=== Data entries ===
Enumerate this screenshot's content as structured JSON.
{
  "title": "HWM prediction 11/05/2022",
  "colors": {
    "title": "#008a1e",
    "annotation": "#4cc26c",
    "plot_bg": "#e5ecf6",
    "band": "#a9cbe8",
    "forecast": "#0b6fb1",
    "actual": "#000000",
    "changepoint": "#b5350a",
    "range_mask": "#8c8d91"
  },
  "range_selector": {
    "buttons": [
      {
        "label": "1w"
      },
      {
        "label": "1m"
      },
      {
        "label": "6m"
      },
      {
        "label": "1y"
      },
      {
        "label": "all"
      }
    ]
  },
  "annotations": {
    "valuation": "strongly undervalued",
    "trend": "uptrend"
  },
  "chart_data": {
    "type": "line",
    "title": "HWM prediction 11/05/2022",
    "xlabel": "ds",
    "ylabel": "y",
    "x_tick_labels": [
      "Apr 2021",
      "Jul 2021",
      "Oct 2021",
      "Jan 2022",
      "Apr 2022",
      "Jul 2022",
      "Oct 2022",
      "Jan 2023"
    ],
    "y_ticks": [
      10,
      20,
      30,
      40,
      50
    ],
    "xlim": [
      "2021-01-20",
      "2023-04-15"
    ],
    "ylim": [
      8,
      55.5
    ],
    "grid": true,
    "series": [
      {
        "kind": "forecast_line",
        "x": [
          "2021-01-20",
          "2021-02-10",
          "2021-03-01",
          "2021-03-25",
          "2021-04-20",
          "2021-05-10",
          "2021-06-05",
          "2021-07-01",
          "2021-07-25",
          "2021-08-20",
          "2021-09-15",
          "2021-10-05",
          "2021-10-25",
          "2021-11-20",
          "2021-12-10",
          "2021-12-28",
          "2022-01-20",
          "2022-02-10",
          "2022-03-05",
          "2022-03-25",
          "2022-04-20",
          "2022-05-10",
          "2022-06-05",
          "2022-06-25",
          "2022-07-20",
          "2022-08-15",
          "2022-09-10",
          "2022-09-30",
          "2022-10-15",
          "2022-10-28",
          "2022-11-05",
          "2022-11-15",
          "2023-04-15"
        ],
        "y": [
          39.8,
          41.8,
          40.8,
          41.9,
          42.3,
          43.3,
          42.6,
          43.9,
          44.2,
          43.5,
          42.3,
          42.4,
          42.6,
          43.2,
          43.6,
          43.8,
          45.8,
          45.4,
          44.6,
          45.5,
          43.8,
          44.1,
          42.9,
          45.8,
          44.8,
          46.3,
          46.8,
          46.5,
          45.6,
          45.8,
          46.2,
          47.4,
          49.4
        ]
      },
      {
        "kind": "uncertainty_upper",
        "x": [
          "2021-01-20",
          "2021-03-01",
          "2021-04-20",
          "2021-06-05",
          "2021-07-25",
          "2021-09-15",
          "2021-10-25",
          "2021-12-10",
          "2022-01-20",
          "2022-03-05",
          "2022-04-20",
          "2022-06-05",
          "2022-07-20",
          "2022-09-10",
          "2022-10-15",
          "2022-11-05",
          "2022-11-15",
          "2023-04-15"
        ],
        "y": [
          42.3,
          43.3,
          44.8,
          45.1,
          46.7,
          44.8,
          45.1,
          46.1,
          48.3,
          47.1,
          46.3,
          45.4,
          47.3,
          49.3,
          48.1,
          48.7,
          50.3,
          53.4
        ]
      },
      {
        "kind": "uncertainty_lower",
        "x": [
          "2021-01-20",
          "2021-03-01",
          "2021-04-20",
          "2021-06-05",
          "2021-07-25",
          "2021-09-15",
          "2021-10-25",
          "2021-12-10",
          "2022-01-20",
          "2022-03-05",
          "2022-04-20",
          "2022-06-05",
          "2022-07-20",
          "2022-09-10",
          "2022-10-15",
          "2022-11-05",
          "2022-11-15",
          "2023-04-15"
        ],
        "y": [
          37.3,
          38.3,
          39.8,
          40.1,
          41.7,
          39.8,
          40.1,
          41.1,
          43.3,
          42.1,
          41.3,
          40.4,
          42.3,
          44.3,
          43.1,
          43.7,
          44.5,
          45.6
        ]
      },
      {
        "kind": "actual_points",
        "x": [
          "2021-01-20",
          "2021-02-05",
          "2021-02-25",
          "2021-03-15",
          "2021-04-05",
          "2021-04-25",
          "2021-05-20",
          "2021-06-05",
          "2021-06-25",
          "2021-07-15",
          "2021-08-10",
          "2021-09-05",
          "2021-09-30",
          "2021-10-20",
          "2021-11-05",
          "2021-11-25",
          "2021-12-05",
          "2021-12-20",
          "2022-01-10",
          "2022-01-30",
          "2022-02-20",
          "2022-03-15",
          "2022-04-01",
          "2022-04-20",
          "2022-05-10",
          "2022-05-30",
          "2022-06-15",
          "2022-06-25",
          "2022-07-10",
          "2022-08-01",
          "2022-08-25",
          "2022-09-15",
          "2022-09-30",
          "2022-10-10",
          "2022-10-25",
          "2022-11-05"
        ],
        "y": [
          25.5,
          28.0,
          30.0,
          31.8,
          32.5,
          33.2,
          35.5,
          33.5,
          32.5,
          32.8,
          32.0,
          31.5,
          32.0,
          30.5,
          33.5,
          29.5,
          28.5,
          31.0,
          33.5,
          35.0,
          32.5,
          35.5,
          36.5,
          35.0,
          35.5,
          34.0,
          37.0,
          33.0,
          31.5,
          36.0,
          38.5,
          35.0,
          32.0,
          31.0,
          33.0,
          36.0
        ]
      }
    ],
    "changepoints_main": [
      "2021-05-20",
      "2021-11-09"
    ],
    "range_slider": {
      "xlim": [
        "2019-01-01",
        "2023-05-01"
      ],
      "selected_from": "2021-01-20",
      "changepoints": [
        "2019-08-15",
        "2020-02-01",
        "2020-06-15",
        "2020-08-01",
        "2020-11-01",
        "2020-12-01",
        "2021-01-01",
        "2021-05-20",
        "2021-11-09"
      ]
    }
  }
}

=== THE PROBLEM ===
Transcribe the data. Leave every line exactly as it is.

=== TASK RESPONSE ===
Enumerate this screenshot's content as structured JSON.
{
  "title": "HWM prediction 11/05/2022",
  "colors": {
    "title": "#008a1e",
    "annotation": "#4cc26c",
    "plot_bg": "#e5ecf6",
    "band": "#a9cbe8",
    "forecast": "#0b6fb1",
    "actual": "#000000",
    "changepoint": "#b5350a",
    "range_mask": "#8c8d91"
  },
  "range_selector": {
    "buttons": [
      {
        "label": "1w"
      },
      {
        "label": "1m"
      },
      {
        "label": "6m"
      },
      {
        "label": "1y"
      },
      {
        "label": "all"
      }
    ]
  },
  "annotations": {
    "valuation": "strongly undervalued",
    "trend": "uptrend"
  },
  "chart_data": {
    "type": "line",
    "title": "HWM prediction 11/05/2022",
    "xlabel": "ds",
    "ylabel": "y",
    "x_tick_labels": [
      "Apr 2021",
      "Jul 2021",
      "Oct 2021",
      "Jan 2022",
      "Apr 2022",
      "Jul 2022",
      "Oct 2022",
      "Jan 2023"
    ],
    "y_ticks": [
      10,
      20,
      30,
      40,
      50
    ],
    "xlim": [
      "2021-01-20",
      "2023-04-15"
    ],
    "ylim": [
      8,
      55.5
    ],
    "grid": true,
    "series": [
      {
        "kind": "forecast_line",
        "x": [
          "2021-01-20",
          "2021-02-10",
          "2021-03-01",
          "2021-03-25",
          "2021-04-20",
          "2021-05-10",
          "2021-06-05",
          "2021-07-01",
          "2021-07-25",
          "2021-08-20",
          "2021-09-15",
          "2021-10-05",
          "2021-10-25",
          "2021-11-20",
          "2021-12-10",
          "2021-12-28",
          "2022-01-20",
          "2022-02-10",
          "2022-03-05",
          "2022-03-25",
          "2022-04-20",
          "2022-05-10",
          "2022-06-05",
          "2022-06-25",
          "2022-07-20",
          "2022-08-15",
          "2022-09-10",
          "2022-09-30",
          "2022-10-15",
          "2022-10-28",
          "2022-11-05",
          "2022-11-15",
          "2023-04-15"
        ],
        "y": [
          39.8,
          41.8,
          40.8,
          41.9,
          42.3,
          43.3,
          42.6,
          43.9,
          44.2,
          43.5,
          42.3,
          42.4,
          42.6,
          43.2,
          43.6,
          43.8,
          45.8,
          45.4,
          44.6,
          45.5,
          43.8,
          44.1,
          42.9,
          45.8,
          44.8,
          46.3,
          46.8,
          46.5,
          45.6,
          45.8,
          46.2,
          47.4,
          49.4
        ]
      },
      {
        "kind": "uncertainty_upper",
        "x": [
          "2021-01-20",
          "2021-03-01",
          "2021-04-20",
          "2021-06-05",
          "2021-07-25",
          "2021-09-15",
          "2021-10-25",
          "2021-12-10",
          "2022-01-20",
          "2022-03-05",
          "2022-04-20",
          "2022-06-05",
          "2022-07-20",
          "2022-09-10",
          "2022-10-15",
          "2022-11-05",
          "2022-11-15",
          "2023-04-15"
        ],
        "y": [
          42.3,
          43.3,
          44.8,
          45.1,
          46.7,
          44.8,
          45.1,
          46.1,
          48.3,
          47.1,
          46.3,
          45.4,
          47.3,
          49.3,
          48.1,
          48.7,
          50.3,
          53.4
        ]
      },
      {
        "kind": "uncertainty_lower",
        "x": [
          "2021-01-20",
          "2021-03-01",
          "2021-04-20",
          "2021-06-05",
          "2021-07-25",
          "2021-09-15",
          "2021-10-25",
          "2021-12-10",
          "2022-01-20",
          "2022-03-05",
          "2022-04-20",
          "2022-06-05",
          "2022-07-20",
          "2022-09-10",
          "2022-10-15",
          "2022-11-05",
          "2022-11-15",
          "2023-04-15"
        ],
        "y": [
          37.3,
          38.3,
          39.8,
          40.1,
          41.7,
          39.8,
          40.1,
          41.1,
          43.3,
          42.1,
          41.3,
          40.4,
          42.3,
          44.3,
          43.1,
          43.7,
          44.5,
          45.6
        ]
      },
      {
        "kind": "actual_points",
        "x": [
          "2021-01-20",
          "2021-02-05",
          "2021-02-25",
          "2021-03-15",
          "2021-04-05",
          "2021-04-25",
          "2021-05-20",
          "2021-06-05",
          "2021-06-25",
          "2021-07-15",
          "2021-08-10",
          "2021-09-05",
          "2021-09-30",
          "2021-10-20",
          "2021-11-05",
          "2021-11-25",
          "2021-12-05",
          "2021-12-20",
          "2022-01-10",
          "2022-01-30",
          "2022-02-20",
          "2022-03-15",
          "2022-04-01",
          "2022-04-20",
          "2022-05-10",
          "2022-05-30",
          "2022-06-15",
          "2022-06-25",
          "2022-07-10",
          "2022-08-01",
          "2022-08-25",
          "2022-09-15",
          "2022-09-30",
          "2022-10-10",
          "2022-10-25",
          "2022-11-05"
        ],
        "y": [
          25.5,
          28.0,
          30.0,
          31.8,
          32.5,
          33.2,
          35.5,
          33.5,
          32.5,
          32.8,
          32.0,
          31.5,
          32.0,
          30.5,
          33.5,
          29.5,
          28.5,
          31.0,
          33.5,
          35.0,
          32.5,
          35.5,
          36.5,
          35.0,
          35.5,
          34.0,
          37.0,
          33.0,
          31.5,
          36.0,
          38.5,
          35.0,
          32.0,
          31.0,
          33.0,
          36.0
        ]
      }
    ],
    "changepoints_main": [
      "2021-05-20",
      "2021-11-09"
    ],
    "range_slider": {
      "xlim": [
        "2019-01-01",
        "2023-05-01"
      ],
      "selected_from": "2021-01-20",
      "changepoints": [
        "2019-08-15",
        "2020-02-01",
        "2020-06-15",
        "2020-08-01",
        "2020-11-01",
        "2020-12-01",
        "2021-01-01",
        "2021-05-20",
        "2021-11-09"
      ]
    }
  }
}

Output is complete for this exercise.